Instructions for the task
Quote the data below in full, minus the images.

____________________

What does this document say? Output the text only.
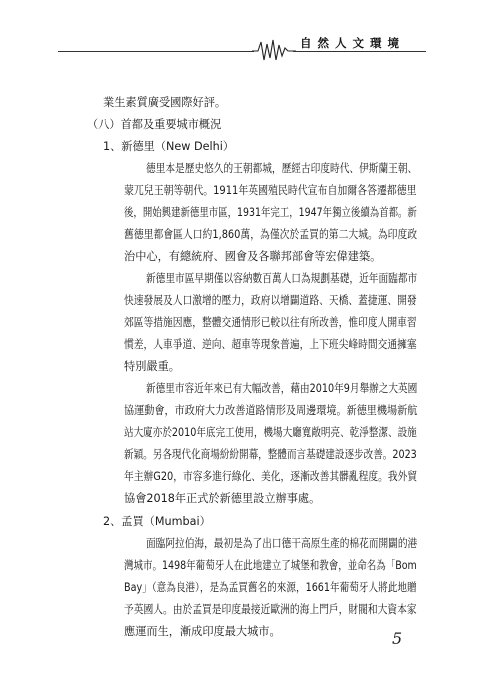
自然人文環境
業生素質廣受國際好評。
（八）首都及重要城市概況
1、新德里（New Delhi）
德里本是歷史悠久的王朝都城，歷經古印度時代、伊斯蘭王朝、
蒙兀兒王朝等朝代。1911年英國殖民時代宣布自加爾各答遷都德里
後，開始興建新德里市區，1931年完工，1947年獨立後續為首都。新
舊德里都會區人口約1,860萬，為僅次於孟買的第二大城。為印度政
治中心，有總統府、國會及各聯邦部會等宏偉建築。
新德里市區早期僅以容納數百萬人口為規劃基礎，近年面臨都市
快速發展及人口激增的壓力，政府以增闢道路、天橋、蓋捷運、開發
郊區等措施因應，整體交通情形已較以往有所改善，惟印度人開車習
慣差，人車爭道、逆向、超車等現象普遍，上下班尖峰時間交通擁塞
特別嚴重。
新德里市容近年來已有大幅改善，藉由2010年9月舉辦之大英國
協運動會，市政府大力改善道路情形及周邊環境。新德里機場新航
站大廈亦於2010年底完工使用，機場大廳寬敞明亮、乾淨整潔、設施
新穎。另各現代化商場紛紛開幕，整體而言基礎建設逐步改善。2023
年主辦G20，市容多進行綠化、美化，逐漸改善其髒亂程度。我外貿
協會2018年正式於新德里設立辦事處。
2、孟買（Mumbai）
面臨阿拉伯海，最初是為了出口德干高原生產的棉花而開闢的港
灣城市。1498年葡萄牙人在此地建立了城堡和教會，並命名為「Bom
Bay」（意為良港），是為孟買舊名的來源，1661年葡萄牙人將此地贈
予英國人。由於孟買是印度最接近歐洲的海上門戶，財閥和大資本家
應運而生，漸成印度最大城市。	5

____________________

The solution
What does this document say? Output the text only.
自然人文環境
業生素質廣受國際好評。
（八）首都及重要城市概況
1、新德里（New Delhi）
德里本是歷史悠久的王朝都城，歷經古印度時代、伊斯蘭王朝、
蒙兀兒王朝等朝代。1911年英國殖民時代宣布自加爾各答遷都德里
後，開始興建新德里市區，1931年完工，1947年獨立後續為首都。新
舊德里都會區人口約1,860萬，為僅次於孟買的第二大城。為印度政
治中心，有總統府、國會及各聯邦部會等宏偉建築。
新德里市區早期僅以容納數百萬人口為規劃基礎，近年面臨都市
快速發展及人口激增的壓力，政府以增闢道路、天橋、蓋捷運、開發
郊區等措施因應，整體交通情形已較以往有所改善，惟印度人開車習
慣差，人車爭道、逆向、超車等現象普遍，上下班尖峰時間交通擁塞
特別嚴重。
新德里市容近年來已有大幅改善，藉由2010年9月舉辦之大英國
協運動會，市政府大力改善道路情形及周邊環境。新德里機場新航
站大廈亦於2010年底完工使用，機場大廳寬敞明亮、乾淨整潔、設施
新穎。另各現代化商場紛紛開幕，整體而言基礎建設逐步改善。2023
年主辦G20，市容多進行綠化、美化，逐漸改善其髒亂程度。我外貿
協會2018年正式於新德里設立辦事處。
2、孟買（Mumbai）
面臨阿拉伯海，最初是為了出口德干高原生產的棉花而開闢的港
灣城市。1498年葡萄牙人在此地建立了城堡和教會，並命名為「Bom
Bay」（意為良港），是為孟買舊名的來源，1661年葡萄牙人將此地贈
予英國人。由於孟買是印度最接近歐洲的海上門戶，財閥和大資本家
應運而生，漸成印度最大城市。	5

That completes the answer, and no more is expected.